#### Excerpted text ####

# Mt Vernon, IL - Adult Black Female



## bookjunky4life (Sep 11, 2008)

http://www.petfinder.com/petnote/displaypet.cgi?petid=14432915

We are receiving many dogs and puppies daily and each animal here will have a VERY LIMITED TIME. Please do not wait to contact us about any of these nice animals.

If you are wanting a WEEKEND OR EVENING responses please email: 
[email protected] 
[email protected] 

adoption Fee: $60.00 - fully refunded to you once you neuter, rabie, and microchip.
Adoption Hours: Mon-Fri 10:30A-4:45P
Phone Hours: Mon-Fri 8:30A-4:45P
(618)244-8024 Ask for Ruth. 

*It also has the icon that she's not good with other dogs.
*I've heard that this shelter gasses.


----------



## bookjunky4life (Sep 11, 2008)

This is actually a Female but I don't see where I can edit the topic name. Brain fart, I guess.


----------



## kshort (Jun 4, 2004)

Kayla,

I just notified a moderator and asked them to please change it. 

These links are on the bottom right hand side of all posts. You can click on the Notify link and it will bring up a box where you can type your request.

Edit Reply Quote Quick Reply Quick Quote Notify Email Post


----------



## Kuklasmom (May 13, 2005)

I can donate to an approved rescue to ehlp with her expenses. 

Please send me a PM if help is needed.

(I won't have computer access from 9/4 through 9/7, so if a message is sent, I'll answer it 9/8 in the evening.)


----------



## Kuklasmom (May 13, 2005)

She is still listed on the animal shelter's Petfinder page, so here;s a bump!


----------



## Renoman (Apr 10, 2009)

Beautiful girl!!!

Can anyone help her?


----------



## GSDBESTK9 (Mar 26, 2002)

Gorgeous dog


----------



## WiscTiger (Sep 25, 2002)

Still listed as of 9/18.

They gave her a name: Sumatra

Up you go black beauty.


----------



## gsdgirl36 (Oct 26, 2006)

bump


----------



## gsdgirl36 (Oct 26, 2006)

still listed


----------



## amackinpitt (Jun 19, 2003)

I have been on the lookout for a black female (or male). There seem to be no needy doggies in my area. I am willing to do some driving if I know about temperment, etc. Kuklasmom mentioned a rescue?? If this girl gets into rescue and is temp. tested I'd love to know more about her!


----------



## sravictor (Mar 17, 2008)

####

Please reproduce the shelter dog thread from "We are receiving" to "with other dogs." word for word. The lines after this thread are separate material.

#### Data shown ####

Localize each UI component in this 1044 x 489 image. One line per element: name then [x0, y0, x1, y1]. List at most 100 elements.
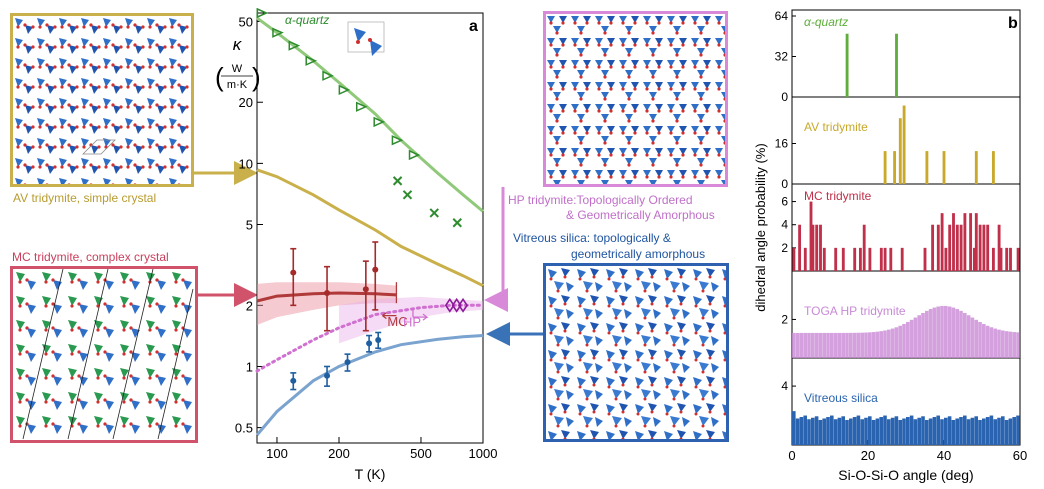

####

(Right answer):
We are receiving many dogs and puppies daily and each animal here will have a VERY LIMITED TIME. Please do not wait to contact us about any of these nice animals.

If you are wanting a WEEKEND OR EVENING responses please email: 
[email protected] 
[email protected] 

adoption Fee: $60.00 - fully refunded to you once you neuter, rabie, and microchip.
Adoption Hours: Mon-Fri 10:30A-4:45P
Phone Hours: Mon-Fri 8:30A-4:45P
(618)244-8024 Ask for Ruth. 

*It also has the icon that she's not good with other dogs.